The request
Write out all lines holding the word "Large".
— Begin Record set —
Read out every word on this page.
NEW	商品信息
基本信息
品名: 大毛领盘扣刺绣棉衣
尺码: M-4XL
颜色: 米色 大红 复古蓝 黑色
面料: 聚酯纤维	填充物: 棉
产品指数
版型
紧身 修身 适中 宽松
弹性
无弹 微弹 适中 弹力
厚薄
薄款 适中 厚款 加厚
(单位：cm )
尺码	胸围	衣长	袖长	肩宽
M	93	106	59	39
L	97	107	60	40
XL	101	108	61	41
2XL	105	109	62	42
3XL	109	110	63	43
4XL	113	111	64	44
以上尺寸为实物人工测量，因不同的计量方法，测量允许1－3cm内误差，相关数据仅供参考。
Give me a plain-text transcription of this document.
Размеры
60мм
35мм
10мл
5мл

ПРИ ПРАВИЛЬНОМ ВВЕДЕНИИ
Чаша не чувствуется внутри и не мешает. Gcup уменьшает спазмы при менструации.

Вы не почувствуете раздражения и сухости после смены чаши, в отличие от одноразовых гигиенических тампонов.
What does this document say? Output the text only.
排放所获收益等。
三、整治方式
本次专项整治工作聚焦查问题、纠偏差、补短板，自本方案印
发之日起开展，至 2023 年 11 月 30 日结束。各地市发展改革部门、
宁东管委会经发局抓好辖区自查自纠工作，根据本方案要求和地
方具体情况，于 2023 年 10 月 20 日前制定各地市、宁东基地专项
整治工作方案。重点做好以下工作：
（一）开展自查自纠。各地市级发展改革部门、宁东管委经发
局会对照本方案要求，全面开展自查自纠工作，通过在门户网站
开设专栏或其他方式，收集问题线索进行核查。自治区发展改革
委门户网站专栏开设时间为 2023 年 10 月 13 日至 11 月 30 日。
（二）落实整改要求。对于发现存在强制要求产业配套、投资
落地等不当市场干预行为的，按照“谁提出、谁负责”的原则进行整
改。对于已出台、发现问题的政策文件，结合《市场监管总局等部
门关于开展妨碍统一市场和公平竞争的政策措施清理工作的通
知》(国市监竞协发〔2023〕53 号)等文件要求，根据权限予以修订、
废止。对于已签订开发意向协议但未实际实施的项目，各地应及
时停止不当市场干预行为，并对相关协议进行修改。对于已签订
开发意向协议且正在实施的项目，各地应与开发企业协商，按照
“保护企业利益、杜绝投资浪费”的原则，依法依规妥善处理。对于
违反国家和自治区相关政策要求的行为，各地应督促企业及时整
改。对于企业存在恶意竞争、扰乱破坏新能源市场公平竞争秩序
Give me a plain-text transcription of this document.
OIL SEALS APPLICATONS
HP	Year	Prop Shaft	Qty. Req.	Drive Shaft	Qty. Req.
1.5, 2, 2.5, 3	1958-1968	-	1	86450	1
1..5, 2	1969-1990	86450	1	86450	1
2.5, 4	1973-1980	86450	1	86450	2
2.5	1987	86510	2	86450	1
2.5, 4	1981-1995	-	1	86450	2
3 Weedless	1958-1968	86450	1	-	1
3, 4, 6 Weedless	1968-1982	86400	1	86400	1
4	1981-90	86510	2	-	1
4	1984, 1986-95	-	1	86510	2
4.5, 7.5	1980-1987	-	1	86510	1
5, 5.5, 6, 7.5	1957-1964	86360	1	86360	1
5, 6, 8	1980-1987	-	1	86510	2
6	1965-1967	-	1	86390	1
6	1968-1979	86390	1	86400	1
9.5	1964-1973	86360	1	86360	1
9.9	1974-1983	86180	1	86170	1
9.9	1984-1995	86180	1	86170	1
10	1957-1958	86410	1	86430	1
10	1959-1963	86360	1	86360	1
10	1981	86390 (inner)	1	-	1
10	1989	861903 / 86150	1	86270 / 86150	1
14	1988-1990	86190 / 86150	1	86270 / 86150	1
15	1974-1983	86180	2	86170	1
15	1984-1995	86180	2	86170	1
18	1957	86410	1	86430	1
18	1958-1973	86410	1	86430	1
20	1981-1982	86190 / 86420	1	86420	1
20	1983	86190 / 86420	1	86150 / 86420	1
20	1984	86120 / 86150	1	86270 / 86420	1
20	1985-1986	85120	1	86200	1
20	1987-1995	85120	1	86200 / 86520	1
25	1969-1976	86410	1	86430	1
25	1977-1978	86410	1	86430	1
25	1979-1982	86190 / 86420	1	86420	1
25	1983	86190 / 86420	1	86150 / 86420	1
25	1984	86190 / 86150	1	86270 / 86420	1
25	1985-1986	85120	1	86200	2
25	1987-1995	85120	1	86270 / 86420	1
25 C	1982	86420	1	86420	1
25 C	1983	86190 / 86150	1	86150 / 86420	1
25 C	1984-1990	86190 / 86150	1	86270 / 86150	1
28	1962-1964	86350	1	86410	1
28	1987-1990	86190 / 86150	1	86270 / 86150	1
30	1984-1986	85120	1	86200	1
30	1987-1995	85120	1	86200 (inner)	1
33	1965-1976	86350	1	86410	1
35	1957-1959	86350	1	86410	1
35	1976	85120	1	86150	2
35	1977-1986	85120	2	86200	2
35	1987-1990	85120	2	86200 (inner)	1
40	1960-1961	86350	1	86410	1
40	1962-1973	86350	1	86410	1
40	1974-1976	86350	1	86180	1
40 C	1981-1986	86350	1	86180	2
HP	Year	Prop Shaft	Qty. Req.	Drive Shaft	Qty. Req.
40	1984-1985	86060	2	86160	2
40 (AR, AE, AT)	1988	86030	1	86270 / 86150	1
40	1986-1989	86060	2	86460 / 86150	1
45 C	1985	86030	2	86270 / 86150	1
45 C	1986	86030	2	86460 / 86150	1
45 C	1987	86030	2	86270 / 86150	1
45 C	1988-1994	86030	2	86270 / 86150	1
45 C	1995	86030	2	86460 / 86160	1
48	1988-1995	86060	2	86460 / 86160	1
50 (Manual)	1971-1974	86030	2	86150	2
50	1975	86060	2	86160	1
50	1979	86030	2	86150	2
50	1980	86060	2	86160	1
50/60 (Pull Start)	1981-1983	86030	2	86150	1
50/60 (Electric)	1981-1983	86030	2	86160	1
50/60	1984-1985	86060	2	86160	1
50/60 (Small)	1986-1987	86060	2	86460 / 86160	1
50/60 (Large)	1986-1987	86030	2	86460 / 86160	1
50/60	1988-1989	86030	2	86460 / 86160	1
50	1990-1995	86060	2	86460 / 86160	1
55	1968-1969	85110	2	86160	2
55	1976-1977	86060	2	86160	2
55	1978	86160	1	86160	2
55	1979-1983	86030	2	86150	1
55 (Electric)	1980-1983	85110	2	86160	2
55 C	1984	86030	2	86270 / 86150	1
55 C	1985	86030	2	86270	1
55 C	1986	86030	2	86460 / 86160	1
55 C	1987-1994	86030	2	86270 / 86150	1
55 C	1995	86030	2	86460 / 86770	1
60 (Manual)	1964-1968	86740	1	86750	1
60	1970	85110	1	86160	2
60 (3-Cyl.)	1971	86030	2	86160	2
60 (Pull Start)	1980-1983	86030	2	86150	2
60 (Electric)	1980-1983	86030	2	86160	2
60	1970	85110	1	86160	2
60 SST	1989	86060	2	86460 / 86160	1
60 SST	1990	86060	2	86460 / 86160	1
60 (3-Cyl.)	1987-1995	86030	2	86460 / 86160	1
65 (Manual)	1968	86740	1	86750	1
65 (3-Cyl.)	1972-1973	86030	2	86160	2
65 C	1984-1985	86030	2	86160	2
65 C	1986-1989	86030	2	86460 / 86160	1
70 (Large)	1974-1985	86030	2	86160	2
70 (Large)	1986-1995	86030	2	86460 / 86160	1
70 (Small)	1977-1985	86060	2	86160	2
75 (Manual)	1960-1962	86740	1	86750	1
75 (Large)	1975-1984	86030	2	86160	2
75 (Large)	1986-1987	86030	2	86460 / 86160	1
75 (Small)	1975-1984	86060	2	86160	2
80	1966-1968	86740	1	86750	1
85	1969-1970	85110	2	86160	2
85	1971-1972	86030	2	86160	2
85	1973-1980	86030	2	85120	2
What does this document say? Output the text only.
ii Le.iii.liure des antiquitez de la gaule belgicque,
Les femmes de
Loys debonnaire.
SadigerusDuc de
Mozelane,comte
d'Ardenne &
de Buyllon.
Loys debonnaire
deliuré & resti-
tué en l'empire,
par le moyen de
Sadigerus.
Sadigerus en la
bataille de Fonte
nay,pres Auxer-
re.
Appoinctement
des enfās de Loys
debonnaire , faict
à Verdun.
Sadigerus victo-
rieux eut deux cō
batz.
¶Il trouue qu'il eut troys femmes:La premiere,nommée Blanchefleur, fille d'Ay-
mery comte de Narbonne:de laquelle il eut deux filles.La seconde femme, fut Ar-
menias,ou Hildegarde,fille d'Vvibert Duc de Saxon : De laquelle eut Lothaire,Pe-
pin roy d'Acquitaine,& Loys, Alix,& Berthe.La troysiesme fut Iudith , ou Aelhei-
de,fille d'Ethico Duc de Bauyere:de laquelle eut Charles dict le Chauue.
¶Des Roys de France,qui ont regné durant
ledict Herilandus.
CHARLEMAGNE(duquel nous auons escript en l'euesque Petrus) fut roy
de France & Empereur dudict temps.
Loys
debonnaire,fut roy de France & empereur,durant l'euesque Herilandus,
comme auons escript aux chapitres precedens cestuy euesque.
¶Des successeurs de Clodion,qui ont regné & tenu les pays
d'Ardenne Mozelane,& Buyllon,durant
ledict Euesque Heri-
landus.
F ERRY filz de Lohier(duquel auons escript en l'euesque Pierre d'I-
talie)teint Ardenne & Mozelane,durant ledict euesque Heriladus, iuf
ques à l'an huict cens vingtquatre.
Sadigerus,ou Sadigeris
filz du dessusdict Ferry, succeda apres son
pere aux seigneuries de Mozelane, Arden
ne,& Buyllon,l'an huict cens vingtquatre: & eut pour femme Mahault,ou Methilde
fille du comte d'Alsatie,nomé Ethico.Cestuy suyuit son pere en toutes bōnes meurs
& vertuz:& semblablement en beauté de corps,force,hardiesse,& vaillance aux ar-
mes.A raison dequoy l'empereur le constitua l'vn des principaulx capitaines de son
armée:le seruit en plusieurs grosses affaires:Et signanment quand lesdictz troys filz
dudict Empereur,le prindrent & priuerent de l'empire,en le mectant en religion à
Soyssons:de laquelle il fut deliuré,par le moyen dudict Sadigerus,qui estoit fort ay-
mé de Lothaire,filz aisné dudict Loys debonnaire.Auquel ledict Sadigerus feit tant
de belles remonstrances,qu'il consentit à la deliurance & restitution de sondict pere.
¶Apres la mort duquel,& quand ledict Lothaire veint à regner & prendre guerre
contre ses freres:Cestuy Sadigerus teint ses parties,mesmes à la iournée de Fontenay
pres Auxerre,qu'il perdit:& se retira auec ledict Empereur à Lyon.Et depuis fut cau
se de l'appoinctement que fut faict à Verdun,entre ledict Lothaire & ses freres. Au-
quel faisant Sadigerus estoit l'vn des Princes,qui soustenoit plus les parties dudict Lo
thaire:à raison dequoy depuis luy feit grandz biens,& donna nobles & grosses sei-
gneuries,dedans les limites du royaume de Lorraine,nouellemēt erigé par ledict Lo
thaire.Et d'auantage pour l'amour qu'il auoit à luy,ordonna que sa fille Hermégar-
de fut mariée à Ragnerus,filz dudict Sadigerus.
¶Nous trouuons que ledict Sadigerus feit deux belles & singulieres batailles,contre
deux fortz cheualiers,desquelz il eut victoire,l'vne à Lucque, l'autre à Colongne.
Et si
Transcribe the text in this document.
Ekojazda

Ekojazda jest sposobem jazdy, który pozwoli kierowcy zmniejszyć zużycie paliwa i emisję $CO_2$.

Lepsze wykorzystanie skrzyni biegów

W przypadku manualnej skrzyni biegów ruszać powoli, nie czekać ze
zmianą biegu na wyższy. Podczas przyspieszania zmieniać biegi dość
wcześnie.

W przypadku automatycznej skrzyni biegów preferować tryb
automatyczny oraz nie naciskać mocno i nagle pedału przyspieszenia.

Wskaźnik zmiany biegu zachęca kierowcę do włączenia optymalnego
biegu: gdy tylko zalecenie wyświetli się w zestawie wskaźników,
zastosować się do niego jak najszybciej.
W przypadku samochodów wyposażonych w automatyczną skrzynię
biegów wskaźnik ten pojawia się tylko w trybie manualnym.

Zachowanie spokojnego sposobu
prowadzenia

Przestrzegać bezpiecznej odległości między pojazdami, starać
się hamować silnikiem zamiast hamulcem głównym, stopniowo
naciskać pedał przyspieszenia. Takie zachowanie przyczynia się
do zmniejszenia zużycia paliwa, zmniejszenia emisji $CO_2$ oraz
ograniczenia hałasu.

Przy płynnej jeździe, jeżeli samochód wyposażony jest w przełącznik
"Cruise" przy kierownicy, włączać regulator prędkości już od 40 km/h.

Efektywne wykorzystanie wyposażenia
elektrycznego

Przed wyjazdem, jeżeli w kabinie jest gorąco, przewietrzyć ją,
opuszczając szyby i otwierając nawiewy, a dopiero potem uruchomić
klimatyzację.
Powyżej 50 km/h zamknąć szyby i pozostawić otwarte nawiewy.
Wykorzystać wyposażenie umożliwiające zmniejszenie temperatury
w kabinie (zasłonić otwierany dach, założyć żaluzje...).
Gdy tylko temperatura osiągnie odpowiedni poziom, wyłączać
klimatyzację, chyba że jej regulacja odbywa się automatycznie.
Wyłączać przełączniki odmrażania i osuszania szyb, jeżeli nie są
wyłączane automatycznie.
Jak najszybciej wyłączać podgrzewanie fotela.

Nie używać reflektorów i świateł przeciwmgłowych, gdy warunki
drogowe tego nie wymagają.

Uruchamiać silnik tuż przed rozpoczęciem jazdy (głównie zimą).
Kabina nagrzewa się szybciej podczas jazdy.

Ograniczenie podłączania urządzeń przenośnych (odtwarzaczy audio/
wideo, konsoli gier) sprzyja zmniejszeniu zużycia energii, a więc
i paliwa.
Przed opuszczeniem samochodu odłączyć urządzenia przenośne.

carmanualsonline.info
— End Record set —
Correct response
50/60 (Large)	1986-1987	86030	2	86460 / 86160	1
70 (Large)	1974-1985	86030	2	86160	2
70 (Large)	1986-1995	86030	2	86460 / 86160	1
75 (Large)	1975-1984	86030	2	86160	2
75 (Large)	1986-1987	86030	2	86460 / 86160	1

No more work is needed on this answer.